>> start Provided records

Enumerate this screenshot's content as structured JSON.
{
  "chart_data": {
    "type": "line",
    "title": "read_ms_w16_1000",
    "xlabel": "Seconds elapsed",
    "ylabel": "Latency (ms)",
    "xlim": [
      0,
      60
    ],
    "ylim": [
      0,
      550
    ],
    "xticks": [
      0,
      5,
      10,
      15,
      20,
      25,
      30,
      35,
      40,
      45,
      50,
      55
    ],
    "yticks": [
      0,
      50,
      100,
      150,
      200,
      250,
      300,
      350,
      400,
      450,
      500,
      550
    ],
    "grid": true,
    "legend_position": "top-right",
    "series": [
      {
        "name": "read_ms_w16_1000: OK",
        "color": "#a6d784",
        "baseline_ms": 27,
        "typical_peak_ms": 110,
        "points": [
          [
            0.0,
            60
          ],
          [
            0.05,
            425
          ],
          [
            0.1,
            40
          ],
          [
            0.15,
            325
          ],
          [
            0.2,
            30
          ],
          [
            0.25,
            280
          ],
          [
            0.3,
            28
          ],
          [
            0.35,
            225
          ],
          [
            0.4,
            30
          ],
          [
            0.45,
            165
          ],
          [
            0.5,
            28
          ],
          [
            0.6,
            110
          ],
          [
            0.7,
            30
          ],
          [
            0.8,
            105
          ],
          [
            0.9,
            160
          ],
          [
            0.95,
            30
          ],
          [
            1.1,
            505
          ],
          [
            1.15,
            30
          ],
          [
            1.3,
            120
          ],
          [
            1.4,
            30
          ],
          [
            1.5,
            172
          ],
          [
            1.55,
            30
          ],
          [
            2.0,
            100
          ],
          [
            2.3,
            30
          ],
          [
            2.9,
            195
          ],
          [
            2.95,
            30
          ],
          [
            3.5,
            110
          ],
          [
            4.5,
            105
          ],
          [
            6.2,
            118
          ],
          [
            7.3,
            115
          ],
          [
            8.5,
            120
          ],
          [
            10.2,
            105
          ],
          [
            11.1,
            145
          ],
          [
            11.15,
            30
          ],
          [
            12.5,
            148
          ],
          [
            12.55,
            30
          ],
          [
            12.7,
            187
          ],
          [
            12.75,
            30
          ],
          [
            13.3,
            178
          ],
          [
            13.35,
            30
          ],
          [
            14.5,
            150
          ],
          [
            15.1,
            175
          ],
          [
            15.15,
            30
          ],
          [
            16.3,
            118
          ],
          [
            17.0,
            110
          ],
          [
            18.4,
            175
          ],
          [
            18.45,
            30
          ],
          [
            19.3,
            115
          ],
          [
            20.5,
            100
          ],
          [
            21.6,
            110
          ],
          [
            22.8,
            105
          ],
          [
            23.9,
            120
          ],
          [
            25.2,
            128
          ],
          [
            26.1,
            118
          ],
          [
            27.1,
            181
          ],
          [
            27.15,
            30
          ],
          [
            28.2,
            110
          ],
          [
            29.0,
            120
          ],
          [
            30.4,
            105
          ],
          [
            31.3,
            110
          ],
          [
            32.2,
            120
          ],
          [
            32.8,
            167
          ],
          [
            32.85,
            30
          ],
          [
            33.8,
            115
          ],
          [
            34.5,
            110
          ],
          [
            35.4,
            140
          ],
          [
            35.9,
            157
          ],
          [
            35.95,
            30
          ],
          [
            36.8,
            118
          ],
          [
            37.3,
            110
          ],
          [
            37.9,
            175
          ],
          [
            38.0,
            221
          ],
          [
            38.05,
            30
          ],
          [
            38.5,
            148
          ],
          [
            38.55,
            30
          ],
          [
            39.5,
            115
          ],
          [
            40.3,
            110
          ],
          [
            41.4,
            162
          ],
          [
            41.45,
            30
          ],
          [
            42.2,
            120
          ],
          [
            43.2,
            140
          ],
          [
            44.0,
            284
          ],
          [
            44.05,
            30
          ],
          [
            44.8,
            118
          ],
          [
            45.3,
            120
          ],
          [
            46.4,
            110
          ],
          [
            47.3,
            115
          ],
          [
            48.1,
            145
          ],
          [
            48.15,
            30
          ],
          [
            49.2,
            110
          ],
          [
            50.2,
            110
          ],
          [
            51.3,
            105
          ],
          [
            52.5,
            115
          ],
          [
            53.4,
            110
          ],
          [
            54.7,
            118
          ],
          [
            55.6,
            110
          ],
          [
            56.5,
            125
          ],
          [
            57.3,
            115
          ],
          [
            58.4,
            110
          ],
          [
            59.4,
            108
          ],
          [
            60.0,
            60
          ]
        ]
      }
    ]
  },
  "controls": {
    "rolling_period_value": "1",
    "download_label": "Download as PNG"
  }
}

>> end Provided records

Please give back all of the records exactly as written.

Complete output:
Enumerate this screenshot's content as structured JSON.
{
  "chart_data": {
    "type": "line",
    "title": "read_ms_w16_1000",
    "xlabel": "Seconds elapsed",
    "ylabel": "Latency (ms)",
    "xlim": [
      0,
      60
    ],
    "ylim": [
      0,
      550
    ],
    "xticks": [
      0,
      5,
      10,
      15,
      20,
      25,
      30,
      35,
      40,
      45,
      50,
      55
    ],
    "yticks": [
      0,
      50,
      100,
      150,
      200,
      250,
      300,
      350,
      400,
      450,
      500,
      550
    ],
    "grid": true,
    "legend_position": "top-right",
    "series": [
      {
        "name": "read_ms_w16_1000: OK",
        "color": "#a6d784",
        "baseline_ms": 27,
        "typical_peak_ms": 110,
        "points": [
          [
            0.0,
            60
          ],
          [
            0.05,
            425
          ],
          [
            0.1,
            40
          ],
          [
            0.15,
            325
          ],
          [
            0.2,
            30
          ],
          [
            0.25,
            280
          ],
          [
            0.3,
            28
          ],
          [
            0.35,
            225
          ],
          [
            0.4,
            30
          ],
          [
            0.45,
            165
          ],
          [
            0.5,
            28
          ],
          [
            0.6,
            110
          ],
          [
            0.7,
            30
          ],
          [
            0.8,
            105
          ],
          [
            0.9,
            160
          ],
          [
            0.95,
            30
          ],
          [
            1.1,
            505
          ],
          [
            1.15,
            30
          ],
          [
            1.3,
            120
          ],
          [
            1.4,
            30
          ],
          [
            1.5,
            172
          ],
          [
            1.55,
            30
          ],
          [
            2.0,
            100
          ],
          [
            2.3,
            30
          ],
          [
            2.9,
            195
          ],
          [
            2.95,
            30
          ],
          [
            3.5,
            110
          ],
          [
            4.5,
            105
          ],
          [
            6.2,
            118
          ],
          [
            7.3,
            115
          ],
          [
            8.5,
            120
          ],
          [
            10.2,
            105
          ],
          [
            11.1,
            145
          ],
          [
            11.15,
            30
          ],
          [
            12.5,
            148
          ],
          [
            12.55,
            30
          ],
          [
            12.7,
            187
          ],
          [
            12.75,
            30
          ],
          [
            13.3,
            178
          ],
          [
            13.35,
            30
          ],
          [
            14.5,
            150
          ],
          [
            15.1,
            175
          ],
          [
            15.15,
            30
          ],
          [
            16.3,
            118
          ],
          [
            17.0,
            110
          ],
          [
            18.4,
            175
          ],
          [
            18.45,
            30
          ],
          [
            19.3,
            115
          ],
          [
            20.5,
            100
          ],
          [
            21.6,
            110
          ],
          [
            22.8,
            105
          ],
          [
            23.9,
            120
          ],
          [
            25.2,
            128
          ],
          [
            26.1,
            118
          ],
          [
            27.1,
            181
          ],
          [
            27.15,
            30
          ],
          [
            28.2,
            110
          ],
          [
            29.0,
            120
          ],
          [
            30.4,
            105
          ],
          [
            31.3,
            110
          ],
          [
            32.2,
            120
          ],
          [
            32.8,
            167
          ],
          [
            32.85,
            30
          ],
          [
            33.8,
            115
          ],
          [
            34.5,
            110
          ],
          [
            35.4,
            140
          ],
          [
            35.9,
            157
          ],
          [
            35.95,
            30
          ],
          [
            36.8,
            118
          ],
          [
            37.3,
            110
          ],
          [
            37.9,
            175
          ],
          [
            38.0,
            221
          ],
          [
            38.05,
            30
          ],
          [
            38.5,
            148
          ],
          [
            38.55,
            30
          ],
          [
            39.5,
            115
          ],
          [
            40.3,
            110
          ],
          [
            41.4,
            162
          ],
          [
            41.45,
            30
          ],
          [
            42.2,
            120
          ],
          [
            43.2,
            140
          ],
          [
            44.0,
            284
          ],
          [
            44.05,
            30
          ],
          [
            44.8,
            118
          ],
          [
            45.3,
            120
          ],
          [
            46.4,
            110
          ],
          [
            47.3,
            115
          ],
          [
            48.1,
            145
          ],
          [
            48.15,
            30
          ],
          [
            49.2,
            110
          ],
          [
            50.2,
            110
          ],
          [
            51.3,
            105
          ],
          [
            52.5,
            115
          ],
          [
            53.4,
            110
          ],
          [
            54.7,
            118
          ],
          [
            55.6,
            110
          ],
          [
            56.5,
            125
          ],
          [
            57.3,
            115
          ],
          [
            58.4,
            110
          ],
          [
            59.4,
            108
          ],
          [
            60.0,
            60
          ]
        ]
      }
    ]
  },
  "controls": {
    "rolling_period_value": "1",
    "download_label": "Download as PNG"
  }
}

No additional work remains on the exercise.